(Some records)
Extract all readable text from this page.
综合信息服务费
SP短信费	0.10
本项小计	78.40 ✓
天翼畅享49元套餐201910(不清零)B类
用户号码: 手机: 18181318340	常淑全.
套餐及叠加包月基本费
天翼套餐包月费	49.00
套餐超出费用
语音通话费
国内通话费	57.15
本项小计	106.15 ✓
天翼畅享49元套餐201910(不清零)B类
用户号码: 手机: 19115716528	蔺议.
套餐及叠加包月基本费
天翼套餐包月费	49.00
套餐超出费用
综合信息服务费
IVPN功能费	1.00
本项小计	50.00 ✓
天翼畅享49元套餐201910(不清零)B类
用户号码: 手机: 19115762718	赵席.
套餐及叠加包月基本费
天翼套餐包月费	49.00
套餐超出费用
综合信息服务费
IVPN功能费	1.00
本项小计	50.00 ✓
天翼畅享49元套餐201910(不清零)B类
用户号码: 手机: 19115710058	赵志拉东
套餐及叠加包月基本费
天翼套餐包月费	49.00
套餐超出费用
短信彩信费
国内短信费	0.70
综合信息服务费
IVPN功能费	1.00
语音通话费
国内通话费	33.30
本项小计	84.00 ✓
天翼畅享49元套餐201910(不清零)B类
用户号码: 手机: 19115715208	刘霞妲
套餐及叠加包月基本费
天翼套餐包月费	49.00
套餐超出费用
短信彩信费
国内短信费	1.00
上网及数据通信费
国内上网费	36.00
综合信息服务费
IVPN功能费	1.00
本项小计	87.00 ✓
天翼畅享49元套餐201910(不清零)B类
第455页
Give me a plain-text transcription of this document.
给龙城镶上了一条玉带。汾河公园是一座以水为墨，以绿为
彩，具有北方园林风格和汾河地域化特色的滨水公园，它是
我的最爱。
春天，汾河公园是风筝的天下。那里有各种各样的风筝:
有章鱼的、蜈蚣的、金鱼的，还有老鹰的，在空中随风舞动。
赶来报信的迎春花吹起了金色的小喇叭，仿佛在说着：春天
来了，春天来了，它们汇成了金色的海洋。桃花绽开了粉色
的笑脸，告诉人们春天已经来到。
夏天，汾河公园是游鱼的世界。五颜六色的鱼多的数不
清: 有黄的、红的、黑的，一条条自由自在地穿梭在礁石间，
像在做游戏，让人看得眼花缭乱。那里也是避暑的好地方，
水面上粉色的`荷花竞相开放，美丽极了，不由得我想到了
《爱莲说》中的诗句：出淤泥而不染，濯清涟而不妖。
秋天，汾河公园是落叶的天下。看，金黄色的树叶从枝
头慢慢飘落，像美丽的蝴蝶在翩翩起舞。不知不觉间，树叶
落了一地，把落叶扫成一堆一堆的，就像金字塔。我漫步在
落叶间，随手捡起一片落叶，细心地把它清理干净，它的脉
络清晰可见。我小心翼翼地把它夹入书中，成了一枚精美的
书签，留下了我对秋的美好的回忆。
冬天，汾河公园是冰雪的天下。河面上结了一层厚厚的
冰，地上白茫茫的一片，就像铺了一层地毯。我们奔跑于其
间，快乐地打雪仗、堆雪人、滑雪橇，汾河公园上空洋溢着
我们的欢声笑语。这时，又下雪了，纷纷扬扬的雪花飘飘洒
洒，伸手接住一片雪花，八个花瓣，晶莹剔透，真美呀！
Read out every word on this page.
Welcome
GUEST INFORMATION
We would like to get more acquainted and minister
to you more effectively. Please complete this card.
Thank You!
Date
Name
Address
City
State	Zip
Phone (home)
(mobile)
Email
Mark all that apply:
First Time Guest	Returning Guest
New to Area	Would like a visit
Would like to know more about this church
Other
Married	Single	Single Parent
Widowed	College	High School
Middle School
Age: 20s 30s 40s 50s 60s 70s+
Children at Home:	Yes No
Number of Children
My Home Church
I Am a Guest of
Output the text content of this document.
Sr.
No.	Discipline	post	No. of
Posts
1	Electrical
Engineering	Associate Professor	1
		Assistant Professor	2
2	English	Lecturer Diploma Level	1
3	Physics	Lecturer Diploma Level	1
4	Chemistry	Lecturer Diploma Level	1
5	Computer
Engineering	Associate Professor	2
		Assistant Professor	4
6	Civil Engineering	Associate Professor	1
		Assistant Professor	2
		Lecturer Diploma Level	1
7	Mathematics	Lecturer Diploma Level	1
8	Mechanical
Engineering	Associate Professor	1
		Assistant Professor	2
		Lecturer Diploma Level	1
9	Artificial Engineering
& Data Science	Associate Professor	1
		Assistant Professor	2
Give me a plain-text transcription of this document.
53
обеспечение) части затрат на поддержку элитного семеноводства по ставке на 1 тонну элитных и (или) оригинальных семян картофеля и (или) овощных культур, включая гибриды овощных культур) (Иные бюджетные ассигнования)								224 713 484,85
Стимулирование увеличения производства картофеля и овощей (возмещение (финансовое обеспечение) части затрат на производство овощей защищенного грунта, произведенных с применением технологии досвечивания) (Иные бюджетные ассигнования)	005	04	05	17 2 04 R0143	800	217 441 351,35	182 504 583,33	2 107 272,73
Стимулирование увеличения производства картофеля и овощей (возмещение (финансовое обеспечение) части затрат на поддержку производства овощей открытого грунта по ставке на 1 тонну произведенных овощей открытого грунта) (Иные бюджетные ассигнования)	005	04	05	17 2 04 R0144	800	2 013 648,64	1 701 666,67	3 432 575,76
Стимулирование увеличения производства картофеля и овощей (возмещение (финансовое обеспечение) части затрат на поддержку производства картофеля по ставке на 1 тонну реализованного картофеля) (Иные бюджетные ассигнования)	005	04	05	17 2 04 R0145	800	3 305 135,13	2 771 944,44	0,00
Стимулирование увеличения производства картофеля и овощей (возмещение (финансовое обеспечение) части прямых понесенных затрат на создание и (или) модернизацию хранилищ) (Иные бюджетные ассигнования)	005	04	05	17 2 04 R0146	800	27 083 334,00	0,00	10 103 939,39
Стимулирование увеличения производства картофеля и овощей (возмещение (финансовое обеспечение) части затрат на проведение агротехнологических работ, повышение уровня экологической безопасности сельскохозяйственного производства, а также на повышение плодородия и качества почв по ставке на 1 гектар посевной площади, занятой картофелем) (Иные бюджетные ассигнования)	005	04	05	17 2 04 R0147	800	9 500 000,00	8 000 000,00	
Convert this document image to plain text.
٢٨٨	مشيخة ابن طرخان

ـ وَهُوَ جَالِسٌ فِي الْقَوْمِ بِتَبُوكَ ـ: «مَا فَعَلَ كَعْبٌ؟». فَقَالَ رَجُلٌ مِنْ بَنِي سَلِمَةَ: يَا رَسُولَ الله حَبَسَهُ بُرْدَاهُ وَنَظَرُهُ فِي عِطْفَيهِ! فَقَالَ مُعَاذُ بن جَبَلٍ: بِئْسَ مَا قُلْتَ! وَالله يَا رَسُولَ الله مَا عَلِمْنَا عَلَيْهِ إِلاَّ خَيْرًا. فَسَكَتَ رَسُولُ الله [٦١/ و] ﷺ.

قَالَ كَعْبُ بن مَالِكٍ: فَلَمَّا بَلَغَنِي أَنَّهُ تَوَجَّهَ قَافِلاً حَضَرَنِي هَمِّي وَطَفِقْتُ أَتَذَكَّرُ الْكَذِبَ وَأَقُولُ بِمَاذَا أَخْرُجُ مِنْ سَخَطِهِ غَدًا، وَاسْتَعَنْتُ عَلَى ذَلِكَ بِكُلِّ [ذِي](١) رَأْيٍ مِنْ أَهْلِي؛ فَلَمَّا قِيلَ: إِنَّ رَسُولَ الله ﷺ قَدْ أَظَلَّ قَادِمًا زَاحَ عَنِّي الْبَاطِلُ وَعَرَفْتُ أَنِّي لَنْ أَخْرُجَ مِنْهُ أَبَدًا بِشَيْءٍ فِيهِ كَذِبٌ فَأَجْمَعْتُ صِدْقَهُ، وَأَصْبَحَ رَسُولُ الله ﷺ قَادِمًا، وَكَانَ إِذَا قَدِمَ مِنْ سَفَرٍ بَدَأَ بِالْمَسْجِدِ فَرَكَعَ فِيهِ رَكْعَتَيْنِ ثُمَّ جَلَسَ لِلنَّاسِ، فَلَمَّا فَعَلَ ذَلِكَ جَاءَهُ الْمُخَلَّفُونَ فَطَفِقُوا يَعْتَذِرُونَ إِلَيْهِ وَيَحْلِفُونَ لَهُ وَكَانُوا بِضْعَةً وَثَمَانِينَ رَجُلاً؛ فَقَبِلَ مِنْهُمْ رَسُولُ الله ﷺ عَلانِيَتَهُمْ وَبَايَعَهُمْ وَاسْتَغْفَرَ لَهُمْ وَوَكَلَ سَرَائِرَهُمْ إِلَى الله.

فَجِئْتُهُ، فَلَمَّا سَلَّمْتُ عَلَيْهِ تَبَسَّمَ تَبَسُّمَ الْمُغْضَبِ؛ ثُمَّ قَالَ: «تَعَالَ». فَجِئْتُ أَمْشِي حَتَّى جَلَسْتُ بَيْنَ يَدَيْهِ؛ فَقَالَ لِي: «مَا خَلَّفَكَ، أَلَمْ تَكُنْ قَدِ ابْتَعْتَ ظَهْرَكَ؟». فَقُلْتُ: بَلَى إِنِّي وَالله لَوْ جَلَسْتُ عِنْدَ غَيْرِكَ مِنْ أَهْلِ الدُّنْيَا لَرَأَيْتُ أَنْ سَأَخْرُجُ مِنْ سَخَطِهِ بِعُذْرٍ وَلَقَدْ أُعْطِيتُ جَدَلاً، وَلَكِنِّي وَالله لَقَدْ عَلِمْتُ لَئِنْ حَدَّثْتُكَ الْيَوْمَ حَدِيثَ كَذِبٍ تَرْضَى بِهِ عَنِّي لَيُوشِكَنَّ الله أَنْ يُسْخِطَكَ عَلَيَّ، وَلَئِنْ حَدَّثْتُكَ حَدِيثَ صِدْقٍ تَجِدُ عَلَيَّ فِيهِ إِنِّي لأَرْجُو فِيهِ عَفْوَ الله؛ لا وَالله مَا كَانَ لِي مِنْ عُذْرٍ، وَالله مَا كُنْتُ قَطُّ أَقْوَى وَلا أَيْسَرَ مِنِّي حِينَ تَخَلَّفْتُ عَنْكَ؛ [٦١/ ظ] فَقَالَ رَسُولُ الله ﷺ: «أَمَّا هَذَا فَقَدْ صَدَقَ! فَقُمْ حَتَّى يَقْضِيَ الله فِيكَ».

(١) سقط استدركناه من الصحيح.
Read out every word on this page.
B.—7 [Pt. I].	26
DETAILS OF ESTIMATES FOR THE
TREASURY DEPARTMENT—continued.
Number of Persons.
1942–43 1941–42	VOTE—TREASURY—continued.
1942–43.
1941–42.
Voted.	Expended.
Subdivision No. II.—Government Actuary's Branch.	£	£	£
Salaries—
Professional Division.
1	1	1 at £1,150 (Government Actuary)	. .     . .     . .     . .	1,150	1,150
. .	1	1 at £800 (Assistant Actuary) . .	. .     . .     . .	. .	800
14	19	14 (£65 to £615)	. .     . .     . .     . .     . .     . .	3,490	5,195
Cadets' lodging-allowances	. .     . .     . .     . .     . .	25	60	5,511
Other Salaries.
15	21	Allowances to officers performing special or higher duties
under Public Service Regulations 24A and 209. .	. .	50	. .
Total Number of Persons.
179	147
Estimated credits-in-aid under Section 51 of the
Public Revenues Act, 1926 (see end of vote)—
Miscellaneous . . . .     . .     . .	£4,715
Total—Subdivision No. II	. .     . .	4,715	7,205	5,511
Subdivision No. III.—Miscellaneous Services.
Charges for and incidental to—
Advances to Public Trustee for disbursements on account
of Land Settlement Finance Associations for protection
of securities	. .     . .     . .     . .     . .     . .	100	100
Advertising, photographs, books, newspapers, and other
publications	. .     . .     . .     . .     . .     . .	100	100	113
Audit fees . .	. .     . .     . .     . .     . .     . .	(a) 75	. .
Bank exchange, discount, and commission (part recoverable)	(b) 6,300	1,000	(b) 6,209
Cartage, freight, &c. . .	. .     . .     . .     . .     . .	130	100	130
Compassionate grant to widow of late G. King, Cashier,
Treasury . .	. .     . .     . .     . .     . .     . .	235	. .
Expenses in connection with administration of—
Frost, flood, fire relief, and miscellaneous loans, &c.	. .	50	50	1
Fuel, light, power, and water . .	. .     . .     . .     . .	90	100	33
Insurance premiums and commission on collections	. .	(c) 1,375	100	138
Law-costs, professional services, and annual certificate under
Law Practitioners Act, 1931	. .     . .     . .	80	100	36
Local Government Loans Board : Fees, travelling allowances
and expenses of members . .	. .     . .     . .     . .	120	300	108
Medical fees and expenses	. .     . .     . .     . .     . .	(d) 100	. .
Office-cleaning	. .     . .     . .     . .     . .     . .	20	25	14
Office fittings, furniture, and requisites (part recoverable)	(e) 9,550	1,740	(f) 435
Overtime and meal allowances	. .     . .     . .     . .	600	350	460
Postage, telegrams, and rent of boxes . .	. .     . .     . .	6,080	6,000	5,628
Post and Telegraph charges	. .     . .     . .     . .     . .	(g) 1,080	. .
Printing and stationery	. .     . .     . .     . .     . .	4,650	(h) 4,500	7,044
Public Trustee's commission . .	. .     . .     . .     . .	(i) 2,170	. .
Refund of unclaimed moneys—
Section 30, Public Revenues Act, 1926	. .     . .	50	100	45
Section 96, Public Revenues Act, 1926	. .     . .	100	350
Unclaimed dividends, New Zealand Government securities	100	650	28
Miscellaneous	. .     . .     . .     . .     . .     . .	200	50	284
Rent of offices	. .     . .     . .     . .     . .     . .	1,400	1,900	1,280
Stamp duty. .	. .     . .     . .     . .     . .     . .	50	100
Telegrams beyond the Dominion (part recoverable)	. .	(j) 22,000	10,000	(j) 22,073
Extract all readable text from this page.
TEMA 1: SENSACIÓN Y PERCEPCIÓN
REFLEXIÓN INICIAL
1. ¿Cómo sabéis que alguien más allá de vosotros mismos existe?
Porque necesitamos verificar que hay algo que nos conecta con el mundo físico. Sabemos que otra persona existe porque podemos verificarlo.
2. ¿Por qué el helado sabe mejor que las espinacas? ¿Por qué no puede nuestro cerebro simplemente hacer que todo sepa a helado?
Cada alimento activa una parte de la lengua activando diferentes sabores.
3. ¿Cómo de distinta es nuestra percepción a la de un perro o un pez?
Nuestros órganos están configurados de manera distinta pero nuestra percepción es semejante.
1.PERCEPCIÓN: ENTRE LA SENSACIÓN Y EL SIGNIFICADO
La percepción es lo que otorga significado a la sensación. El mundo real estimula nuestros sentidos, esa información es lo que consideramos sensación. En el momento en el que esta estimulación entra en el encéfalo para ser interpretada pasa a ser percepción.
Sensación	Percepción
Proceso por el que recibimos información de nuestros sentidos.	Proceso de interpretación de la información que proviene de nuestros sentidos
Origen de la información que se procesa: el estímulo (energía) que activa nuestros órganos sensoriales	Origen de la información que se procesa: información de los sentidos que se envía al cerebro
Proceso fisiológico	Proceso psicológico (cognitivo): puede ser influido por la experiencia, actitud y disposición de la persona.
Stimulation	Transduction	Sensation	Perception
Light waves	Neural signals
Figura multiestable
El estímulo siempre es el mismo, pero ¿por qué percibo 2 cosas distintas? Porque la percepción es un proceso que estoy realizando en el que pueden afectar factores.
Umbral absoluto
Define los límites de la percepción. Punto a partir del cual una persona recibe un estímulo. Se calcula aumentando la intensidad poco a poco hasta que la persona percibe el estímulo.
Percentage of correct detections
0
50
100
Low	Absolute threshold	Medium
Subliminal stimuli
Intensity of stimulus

> _Exercise prompt_:
Pull out each line of the records holding the string "Trustee".

> _Written solution_:
Advances to Public Trustee for disbursements on account
Public Trustee's commission . .	. .     . .     . .     . .	(i) 2,170	. .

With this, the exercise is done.